### Do this
What follows is a set of records, each of which is to be written out exactly.

### Record extracts
= = = = = = =
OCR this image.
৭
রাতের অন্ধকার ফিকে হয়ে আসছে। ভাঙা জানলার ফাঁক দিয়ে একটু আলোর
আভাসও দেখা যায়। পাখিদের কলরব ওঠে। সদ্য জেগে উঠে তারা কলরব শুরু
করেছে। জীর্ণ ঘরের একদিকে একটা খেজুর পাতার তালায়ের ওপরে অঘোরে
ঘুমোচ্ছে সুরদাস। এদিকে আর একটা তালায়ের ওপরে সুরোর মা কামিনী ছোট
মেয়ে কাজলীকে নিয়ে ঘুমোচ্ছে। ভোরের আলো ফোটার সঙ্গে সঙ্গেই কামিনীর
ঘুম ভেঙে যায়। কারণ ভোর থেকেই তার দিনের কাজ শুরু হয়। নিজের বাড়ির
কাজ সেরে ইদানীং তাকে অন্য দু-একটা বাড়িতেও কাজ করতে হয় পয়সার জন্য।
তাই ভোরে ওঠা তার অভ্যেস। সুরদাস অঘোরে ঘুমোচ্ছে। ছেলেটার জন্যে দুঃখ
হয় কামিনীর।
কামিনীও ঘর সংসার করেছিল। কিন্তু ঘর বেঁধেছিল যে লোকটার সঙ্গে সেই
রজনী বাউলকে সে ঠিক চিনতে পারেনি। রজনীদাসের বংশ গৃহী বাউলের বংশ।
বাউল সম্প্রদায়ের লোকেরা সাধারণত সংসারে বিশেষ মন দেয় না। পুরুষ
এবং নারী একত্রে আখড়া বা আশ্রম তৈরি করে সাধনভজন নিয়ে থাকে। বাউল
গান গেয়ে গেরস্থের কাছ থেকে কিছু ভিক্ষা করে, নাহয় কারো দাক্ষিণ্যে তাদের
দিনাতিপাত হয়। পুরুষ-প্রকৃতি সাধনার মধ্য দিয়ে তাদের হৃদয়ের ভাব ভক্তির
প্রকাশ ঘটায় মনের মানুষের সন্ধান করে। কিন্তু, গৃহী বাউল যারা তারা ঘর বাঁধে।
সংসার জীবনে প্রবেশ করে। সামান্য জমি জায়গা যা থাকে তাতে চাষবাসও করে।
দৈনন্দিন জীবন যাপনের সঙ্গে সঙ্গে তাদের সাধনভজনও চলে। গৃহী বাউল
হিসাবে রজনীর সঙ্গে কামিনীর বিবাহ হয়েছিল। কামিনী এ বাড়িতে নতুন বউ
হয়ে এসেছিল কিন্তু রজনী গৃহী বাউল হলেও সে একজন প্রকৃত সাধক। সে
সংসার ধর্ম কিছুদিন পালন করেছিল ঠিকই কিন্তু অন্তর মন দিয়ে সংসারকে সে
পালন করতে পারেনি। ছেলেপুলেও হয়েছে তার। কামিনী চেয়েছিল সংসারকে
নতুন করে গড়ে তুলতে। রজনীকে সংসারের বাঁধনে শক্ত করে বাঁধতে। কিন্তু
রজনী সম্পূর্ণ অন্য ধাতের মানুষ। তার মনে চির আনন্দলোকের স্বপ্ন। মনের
= = = = = = =
### Finished task
OCR this image.
৭
রাতের অন্ধকার ফিকে হয়ে আসছে। ভাঙা জানলার ফাঁক দিয়ে একটু আলোর
আভাসও দেখা যায়। পাখিদের কলরব ওঠে। সদ্য জেগে উঠে তারা কলরব শুরু
করেছে। জীর্ণ ঘরের একদিকে একটা খেজুর পাতার তালায়ের ওপরে অঘোরে
ঘুমোচ্ছে সুরদাস। এদিকে আর একটা তালায়ের ওপরে সুরোর মা কামিনী ছোট
মেয়ে কাজলীকে নিয়ে ঘুমোচ্ছে। ভোরের আলো ফোটার সঙ্গে সঙ্গেই কামিনীর
ঘুম ভেঙে যায়। কারণ ভোর থেকেই তার দিনের কাজ শুরু হয়। নিজের বাড়ির
কাজ সেরে ইদানীং তাকে অন্য দু-একটা বাড়িতেও কাজ করতে হয় পয়সার জন্য।
তাই ভোরে ওঠা তার অভ্যেস। সুরদাস অঘোরে ঘুমোচ্ছে। ছেলেটার জন্যে দুঃখ
হয় কামিনীর।
কামিনীও ঘর সংসার করেছিল। কিন্তু ঘর বেঁধেছিল যে লোকটার সঙ্গে সেই
রজনী বাউলকে সে ঠিক চিনতে পারেনি। রজনীদাসের বংশ গৃহী বাউলের বংশ।
বাউল সম্প্রদায়ের লোকেরা সাধারণত সংসারে বিশেষ মন দেয় না। পুরুষ
এবং নারী একত্রে আখড়া বা আশ্রম তৈরি করে সাধনভজন নিয়ে থাকে। বাউল
গান গেয়ে গেরস্থের কাছ থেকে কিছু ভিক্ষা করে, নাহয় কারো দাক্ষিণ্যে তাদের
দিনাতিপাত হয়। পুরুষ-প্রকৃতি সাধনার মধ্য দিয়ে তাদের হৃদয়ের ভাব ভক্তির
প্রকাশ ঘটায় মনের মানুষের সন্ধান করে। কিন্তু, গৃহী বাউল যারা তারা ঘর বাঁধে।
সংসার জীবনে প্রবেশ করে। সামান্য জমি জায়গা যা থাকে তাতে চাষবাসও করে।
দৈনন্দিন জীবন যাপনের সঙ্গে সঙ্গে তাদের সাধনভজনও চলে। গৃহী বাউল
হিসাবে রজনীর সঙ্গে কামিনীর বিবাহ হয়েছিল। কামিনী এ বাড়িতে নতুন বউ
হয়ে এসেছিল কিন্তু রজনী গৃহী বাউল হলেও সে একজন প্রকৃত সাধক। সে
সংসার ধর্ম কিছুদিন পালন করেছিল ঠিকই কিন্তু অন্তর মন দিয়ে সংসারকে সে
পালন করতে পারেনি। ছেলেপুলেও হয়েছে তার। কামিনী চেয়েছিল সংসারকে
নতুন করে গড়ে তুলতে। রজনীকে সংসারের বাঁধনে শক্ত করে বাঁধতে। কিন্তু
রজনী সম্পূর্ণ অন্য ধাতের মানুষ। তার মনে চির আনন্দলোকের স্বপ্ন। মনের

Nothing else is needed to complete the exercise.